## Set task
Check each line of the material below, and copy it if it holds the string "into".

•••••

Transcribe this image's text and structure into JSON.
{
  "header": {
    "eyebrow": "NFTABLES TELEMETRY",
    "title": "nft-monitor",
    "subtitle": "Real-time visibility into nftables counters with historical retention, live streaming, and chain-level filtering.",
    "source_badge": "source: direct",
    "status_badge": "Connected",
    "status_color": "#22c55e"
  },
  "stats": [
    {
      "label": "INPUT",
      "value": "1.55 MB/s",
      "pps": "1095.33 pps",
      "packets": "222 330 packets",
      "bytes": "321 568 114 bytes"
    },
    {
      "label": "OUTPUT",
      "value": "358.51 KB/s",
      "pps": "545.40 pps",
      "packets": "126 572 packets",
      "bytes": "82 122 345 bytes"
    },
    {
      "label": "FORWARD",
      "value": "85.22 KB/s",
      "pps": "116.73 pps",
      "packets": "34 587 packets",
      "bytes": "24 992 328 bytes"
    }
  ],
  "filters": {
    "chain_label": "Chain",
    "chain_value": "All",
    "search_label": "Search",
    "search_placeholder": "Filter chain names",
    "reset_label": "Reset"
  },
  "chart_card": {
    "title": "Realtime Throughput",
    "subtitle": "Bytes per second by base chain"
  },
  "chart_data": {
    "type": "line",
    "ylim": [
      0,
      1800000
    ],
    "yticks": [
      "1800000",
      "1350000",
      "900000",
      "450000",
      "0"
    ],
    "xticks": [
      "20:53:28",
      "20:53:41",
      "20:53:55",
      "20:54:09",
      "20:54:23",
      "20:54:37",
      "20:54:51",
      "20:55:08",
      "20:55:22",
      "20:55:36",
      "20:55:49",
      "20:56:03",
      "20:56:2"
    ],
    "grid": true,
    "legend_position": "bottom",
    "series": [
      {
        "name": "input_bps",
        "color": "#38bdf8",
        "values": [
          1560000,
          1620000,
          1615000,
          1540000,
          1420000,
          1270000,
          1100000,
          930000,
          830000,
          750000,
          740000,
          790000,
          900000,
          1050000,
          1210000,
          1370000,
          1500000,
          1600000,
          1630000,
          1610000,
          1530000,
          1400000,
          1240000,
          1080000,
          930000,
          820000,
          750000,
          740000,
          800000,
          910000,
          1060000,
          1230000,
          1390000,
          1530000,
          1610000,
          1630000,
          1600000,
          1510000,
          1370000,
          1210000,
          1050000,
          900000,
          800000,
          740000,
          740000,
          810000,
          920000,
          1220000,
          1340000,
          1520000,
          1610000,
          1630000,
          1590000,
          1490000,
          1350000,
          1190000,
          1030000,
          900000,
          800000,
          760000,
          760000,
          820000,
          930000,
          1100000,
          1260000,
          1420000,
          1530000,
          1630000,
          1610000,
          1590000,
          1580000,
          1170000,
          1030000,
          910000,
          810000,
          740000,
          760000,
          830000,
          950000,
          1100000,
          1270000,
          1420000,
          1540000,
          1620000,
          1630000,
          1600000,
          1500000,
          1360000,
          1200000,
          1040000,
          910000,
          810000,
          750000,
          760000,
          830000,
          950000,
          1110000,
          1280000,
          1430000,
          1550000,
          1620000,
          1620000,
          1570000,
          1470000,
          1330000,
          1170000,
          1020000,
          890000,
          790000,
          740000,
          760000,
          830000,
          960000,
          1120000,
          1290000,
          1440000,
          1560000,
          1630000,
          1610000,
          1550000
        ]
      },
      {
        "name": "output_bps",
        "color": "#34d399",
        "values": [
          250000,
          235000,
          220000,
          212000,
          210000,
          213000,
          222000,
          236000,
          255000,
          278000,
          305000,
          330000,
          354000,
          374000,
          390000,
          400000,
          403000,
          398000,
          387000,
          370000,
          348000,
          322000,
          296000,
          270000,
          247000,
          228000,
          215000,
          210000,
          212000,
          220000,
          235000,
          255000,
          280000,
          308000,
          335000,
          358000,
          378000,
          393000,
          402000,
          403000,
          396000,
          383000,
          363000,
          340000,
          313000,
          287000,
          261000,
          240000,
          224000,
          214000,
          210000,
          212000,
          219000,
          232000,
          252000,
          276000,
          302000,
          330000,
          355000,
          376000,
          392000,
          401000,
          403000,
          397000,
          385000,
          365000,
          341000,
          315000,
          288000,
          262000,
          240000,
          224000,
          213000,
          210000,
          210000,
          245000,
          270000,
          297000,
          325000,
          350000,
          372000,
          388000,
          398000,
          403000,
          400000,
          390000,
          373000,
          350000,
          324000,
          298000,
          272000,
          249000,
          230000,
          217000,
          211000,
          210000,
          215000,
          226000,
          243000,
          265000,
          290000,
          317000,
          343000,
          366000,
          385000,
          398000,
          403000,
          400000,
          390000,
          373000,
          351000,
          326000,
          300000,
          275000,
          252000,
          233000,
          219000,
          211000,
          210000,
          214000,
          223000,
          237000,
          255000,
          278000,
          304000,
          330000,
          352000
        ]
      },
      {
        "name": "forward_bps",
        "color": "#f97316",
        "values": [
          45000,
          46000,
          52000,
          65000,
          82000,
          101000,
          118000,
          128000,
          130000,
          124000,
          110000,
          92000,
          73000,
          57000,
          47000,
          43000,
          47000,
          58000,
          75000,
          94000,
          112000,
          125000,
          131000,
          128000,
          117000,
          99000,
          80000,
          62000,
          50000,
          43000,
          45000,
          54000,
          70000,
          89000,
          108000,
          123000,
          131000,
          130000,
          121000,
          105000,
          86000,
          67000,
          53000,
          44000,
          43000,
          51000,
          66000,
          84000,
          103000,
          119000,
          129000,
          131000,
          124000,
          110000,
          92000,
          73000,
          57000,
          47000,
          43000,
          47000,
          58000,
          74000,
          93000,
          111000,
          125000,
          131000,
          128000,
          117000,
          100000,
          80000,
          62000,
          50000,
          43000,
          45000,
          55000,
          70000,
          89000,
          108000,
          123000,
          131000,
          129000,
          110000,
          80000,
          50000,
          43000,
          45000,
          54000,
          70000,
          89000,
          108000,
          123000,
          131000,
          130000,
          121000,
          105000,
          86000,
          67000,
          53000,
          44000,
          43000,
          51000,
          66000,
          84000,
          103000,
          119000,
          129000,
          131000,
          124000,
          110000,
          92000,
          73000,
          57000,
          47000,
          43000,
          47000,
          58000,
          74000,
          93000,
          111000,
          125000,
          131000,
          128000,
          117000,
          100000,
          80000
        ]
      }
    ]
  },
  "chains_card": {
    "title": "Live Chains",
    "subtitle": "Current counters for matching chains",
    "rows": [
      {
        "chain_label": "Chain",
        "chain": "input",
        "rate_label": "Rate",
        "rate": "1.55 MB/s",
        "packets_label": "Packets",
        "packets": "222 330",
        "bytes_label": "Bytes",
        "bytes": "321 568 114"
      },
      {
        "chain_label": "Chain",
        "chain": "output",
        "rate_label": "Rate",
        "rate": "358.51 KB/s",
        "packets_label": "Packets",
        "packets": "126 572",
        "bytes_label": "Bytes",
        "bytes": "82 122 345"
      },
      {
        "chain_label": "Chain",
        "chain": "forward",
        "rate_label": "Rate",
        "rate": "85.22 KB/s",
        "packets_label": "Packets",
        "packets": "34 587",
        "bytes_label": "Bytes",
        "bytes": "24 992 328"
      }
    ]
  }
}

•••••

## Full answer
Transcribe this image's text and structure into JSON.
    "subtitle": "Real-time visibility into nftables counters with historical retention, live streaming, and chain-level filtering.",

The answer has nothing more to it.